▶ Goal
Reproduce every line in the listing that contains the word "presentation".

▶ Data rows
______
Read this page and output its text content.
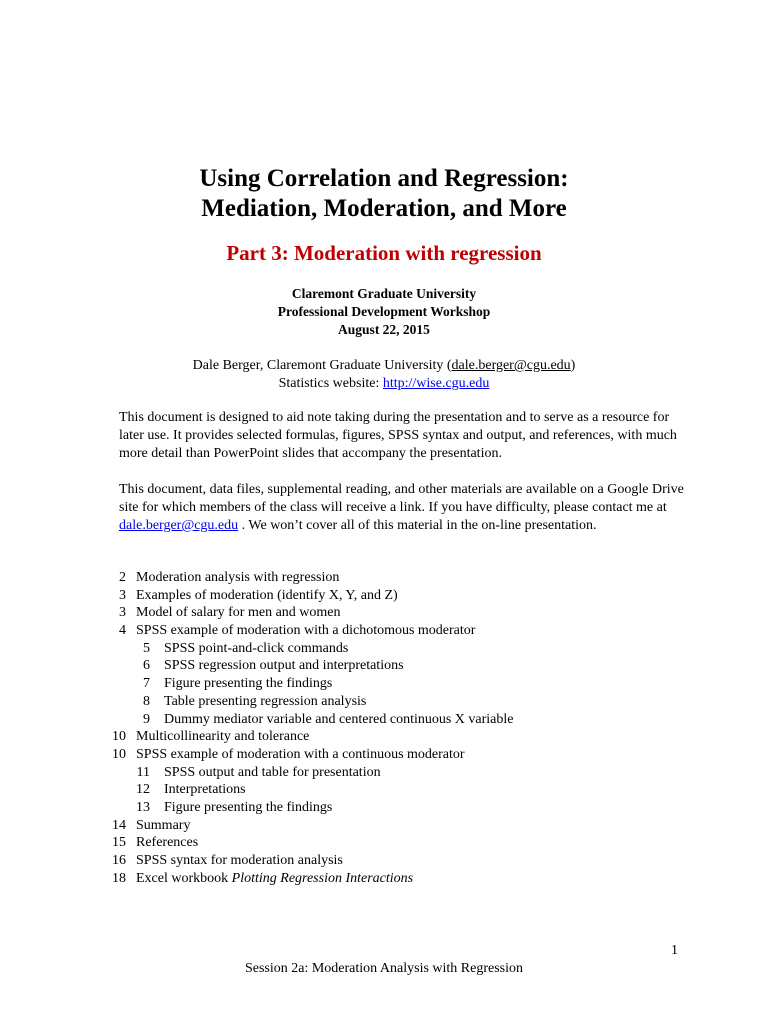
Using Correlation and Regression:
Mediation, Moderation, and More
Part 3: Moderation with regression
Claremont Graduate University
Professional Development Workshop
August 22, 2015
Dale Berger, Claremont Graduate University (dale.berger@cgu.edu)
Statistics website: http://wise.cgu.edu

This document is designed to aid note taking during the presentation and to serve as a resource for later use. It provides selected formulas, figures, SPSS syntax and output, and references, with much more detail than PowerPoint slides that accompany the presentation.

This document, data files, supplemental reading, and other materials are available on a Google Drive site for which members of the class will receive a link. If you have difficulty, please contact me at dale.berger@cgu.edu . We won’t cover all of this material in the on-line presentation.

2 Moderation analysis with regression
3 Examples of moderation (identify X, Y, and Z)
3 Model of salary for men and women
4 SPSS example of moderation with a dichotomous moderator
5 SPSS point-and-click commands
6 SPSS regression output and interpretations
7 Figure presenting the findings
8 Table presenting regression analysis
9 Dummy mediator variable and centered continuous X variable
10 Multicollinearity and tolerance
10 SPSS example of moderation with a continuous moderator
11 SPSS output and table for presentation
12 Interpretations
13 Figure presenting the findings
14 Summary
15 References
16 SPSS syntax for moderation analysis
18 Excel workbook Plotting Regression Interactions
1
Session 2a: Moderation Analysis with Regression
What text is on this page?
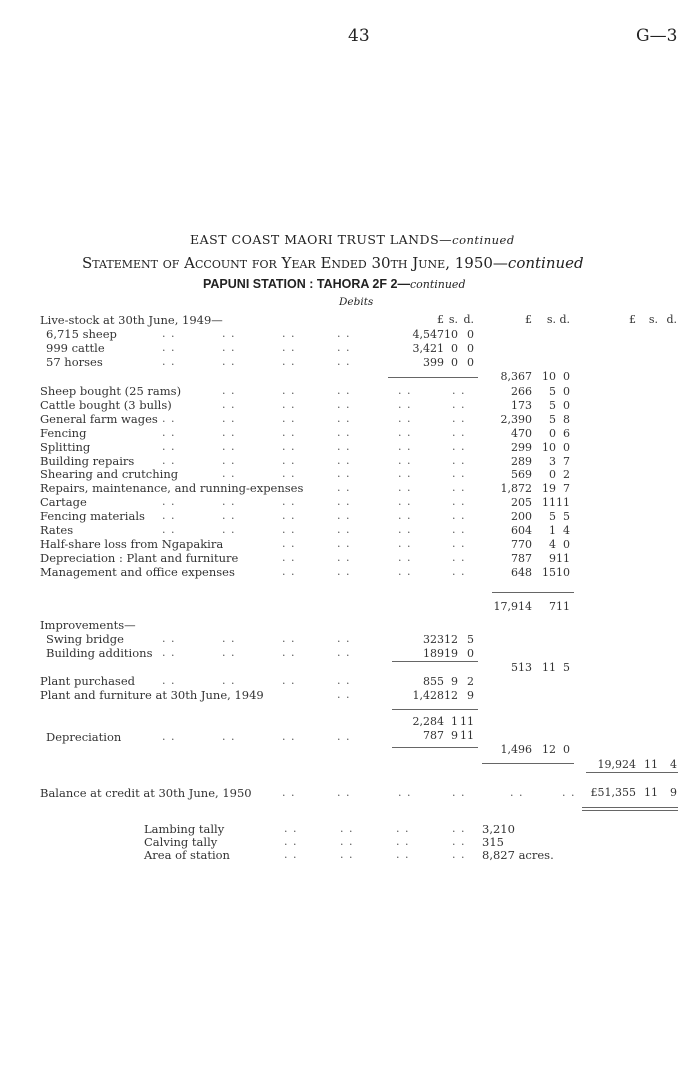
43	G—3
EAST COAST MAORI TRUST LANDS—continued
Statement of Account for Year Ended 30th June, 1950—continued
PAPUNI STATION : TAHORA 2F 2—continued
Debits
£ s. d.	£ s. d.	£ s. d.
Live-stock at 30th June, 1949—
6,715 sheep	. .	. .	. .	. .	4,547 10 0
999 cattle	. .	. .	. .	. .	3,421 0 0
57 horses	. .	. .	. .	. .	399 0 0
8,367 10 0
Sheep bought (25 rams)	. .	. .	. .	. .	. .	266 5 0
Cattle bought (3 bulls)	. .	. .	. .	. .	. .	173 5 0
General farm wages . .	. .	. .	. .	. .	. .	2,390 5 8
Fencing	. .	. .	. .	. .	. .	. .	470 0 6
Splitting	. .	. .	. .	. .	. .	. .	299 10 0
Building repairs	. .	. .	. .	. .	. .	. .	289 3 7
Shearing and crutching	. .	. .	. .	. .	. .	569 0 2
Repairs, maintenance, and running-expenses	. .	. .	. .	1,872 19 7
Cartage	. .	. .	. .	. .	. .	. .	205 11 11
Fencing materials . .	. .	. .	. .	. .	. .	200 5 5
Rates	. .	. .	. .	. .	. .	. .	604 1 4
Half-share loss from Ngapakira	. .	. .	. .	. .	770 4 0
Depreciation : Plant and furniture	. .	. .	. .	. .	787 9 11
Management and office expenses	. .	. .	. .	. .	648 15 10
17,914 7 11
Improvements—
Swing bridge	. .	. .	. .	. .	323 12 5
Building additions . .	. .	. .	. .	189 19 0
513 11 5
Plant purchased . .	. .	. .	. .	855 9 2
Plant and furniture at 30th June, 1949	. .	1,428 12 9
2,284 1 11
Depreciation	. .	. .	. .	. .	787 9 11
1,496 12 0
19,924 11 4
Balance at credit at 30th June, 1950	. .	. .	. .	. .	. .	. . £51,355 11 9
Lambing tally	. .	. .	. .	. . 3,210
Calving tally	. .	. .	. .	. . 315
Area of station	. .	. .	. .	. . 8,827 acres.
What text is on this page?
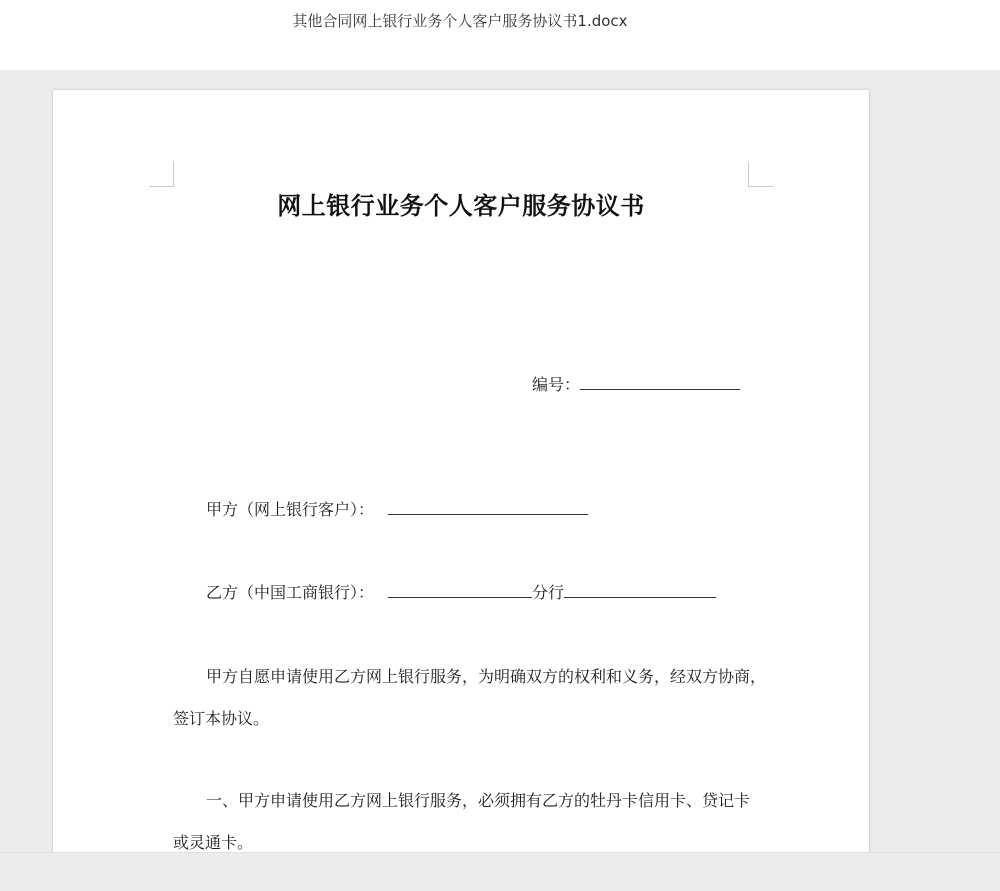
其他合同网上银行业务个人客户服务协议书1.docx
网上银行业务个人客户服务协议书
编号：
甲方（网上银行客户）：
乙方（中国工商银行）：	分行
甲方自愿申请使用乙方网上银行服务，为明确双方的权利和义务，经双方协商，
签订本协议。
一、甲方申请使用乙方网上银行服务，必须拥有乙方的牡丹卡信用卡、贷记卡
或灵通卡。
______
▶ Solution below
This document is designed to aid note taking during the presentation and to serve as a resource for later use. It provides selected formulas, figures, SPSS syntax and output, and references, with much more detail than PowerPoint slides that accompany the presentation.
This document, data files, supplemental reading, and other materials are available on a Google Drive site for which members of the class will receive a link. If you have difficulty, please contact me at dale.berger@cgu.edu . We won’t cover all of this material in the on-line presentation.
11 SPSS output and table for presentation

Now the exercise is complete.